[Dataset items]
::::
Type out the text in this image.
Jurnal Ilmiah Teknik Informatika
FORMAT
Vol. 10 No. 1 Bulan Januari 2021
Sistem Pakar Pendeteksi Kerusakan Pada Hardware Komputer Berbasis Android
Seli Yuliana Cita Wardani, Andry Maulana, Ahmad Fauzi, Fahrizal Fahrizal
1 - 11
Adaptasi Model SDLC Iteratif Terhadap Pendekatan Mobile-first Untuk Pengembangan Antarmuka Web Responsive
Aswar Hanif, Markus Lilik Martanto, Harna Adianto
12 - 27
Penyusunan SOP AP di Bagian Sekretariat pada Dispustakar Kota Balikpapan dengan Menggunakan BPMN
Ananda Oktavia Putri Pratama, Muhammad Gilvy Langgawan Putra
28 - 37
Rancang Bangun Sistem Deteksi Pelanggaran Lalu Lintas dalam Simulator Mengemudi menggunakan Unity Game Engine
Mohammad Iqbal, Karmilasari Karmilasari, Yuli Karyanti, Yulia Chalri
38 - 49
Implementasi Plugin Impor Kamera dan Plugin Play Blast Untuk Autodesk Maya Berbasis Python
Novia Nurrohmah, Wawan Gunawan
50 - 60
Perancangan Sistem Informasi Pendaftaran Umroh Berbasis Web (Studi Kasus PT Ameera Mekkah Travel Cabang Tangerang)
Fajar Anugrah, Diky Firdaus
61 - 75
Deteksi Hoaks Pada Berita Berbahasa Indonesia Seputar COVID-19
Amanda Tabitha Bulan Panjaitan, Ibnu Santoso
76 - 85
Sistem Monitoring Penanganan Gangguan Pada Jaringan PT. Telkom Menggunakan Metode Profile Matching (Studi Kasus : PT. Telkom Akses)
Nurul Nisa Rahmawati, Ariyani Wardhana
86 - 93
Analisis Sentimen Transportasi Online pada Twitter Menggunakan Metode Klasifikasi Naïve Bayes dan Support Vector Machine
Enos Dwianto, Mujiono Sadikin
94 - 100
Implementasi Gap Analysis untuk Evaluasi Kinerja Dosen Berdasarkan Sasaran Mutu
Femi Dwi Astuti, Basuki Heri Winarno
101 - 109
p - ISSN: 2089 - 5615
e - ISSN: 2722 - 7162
::::
Write an exact transcription of every entry above.

Type out the text in this image.
Jurnal Ilmiah Teknik Informatika
FORMAT
Vol. 10 No. 1 Bulan Januari 2021
Sistem Pakar Pendeteksi Kerusakan Pada Hardware Komputer Berbasis Android
Seli Yuliana Cita Wardani, Andry Maulana, Ahmad Fauzi, Fahrizal Fahrizal
1 - 11
Adaptasi Model SDLC Iteratif Terhadap Pendekatan Mobile-first Untuk Pengembangan Antarmuka Web Responsive
Aswar Hanif, Markus Lilik Martanto, Harna Adianto
12 - 27
Penyusunan SOP AP di Bagian Sekretariat pada Dispustakar Kota Balikpapan dengan Menggunakan BPMN
Ananda Oktavia Putri Pratama, Muhammad Gilvy Langgawan Putra
28 - 37
Rancang Bangun Sistem Deteksi Pelanggaran Lalu Lintas dalam Simulator Mengemudi menggunakan Unity Game Engine
Mohammad Iqbal, Karmilasari Karmilasari, Yuli Karyanti, Yulia Chalri
38 - 49
Implementasi Plugin Impor Kamera dan Plugin Play Blast Untuk Autodesk Maya Berbasis Python
Novia Nurrohmah, Wawan Gunawan
50 - 60
Perancangan Sistem Informasi Pendaftaran Umroh Berbasis Web (Studi Kasus PT Ameera Mekkah Travel Cabang Tangerang)
Fajar Anugrah, Diky Firdaus
61 - 75
Deteksi Hoaks Pada Berita Berbahasa Indonesia Seputar COVID-19
Amanda Tabitha Bulan Panjaitan, Ibnu Santoso
76 - 85
Sistem Monitoring Penanganan Gangguan Pada Jaringan PT. Telkom Menggunakan Metode Profile Matching (Studi Kasus : PT. Telkom Akses)
Nurul Nisa Rahmawati, Ariyani Wardhana
86 - 93
Analisis Sentimen Transportasi Online pada Twitter Menggunakan Metode Klasifikasi Naïve Bayes dan Support Vector Machine
Enos Dwianto, Mujiono Sadikin
94 - 100
Implementasi Gap Analysis untuk Evaluasi Kinerja Dosen Berdasarkan Sasaran Mutu
Femi Dwi Astuti, Basuki Heri Winarno
101 - 109
p - ISSN: 2089 - 5615
e - ISSN: 2722 - 7162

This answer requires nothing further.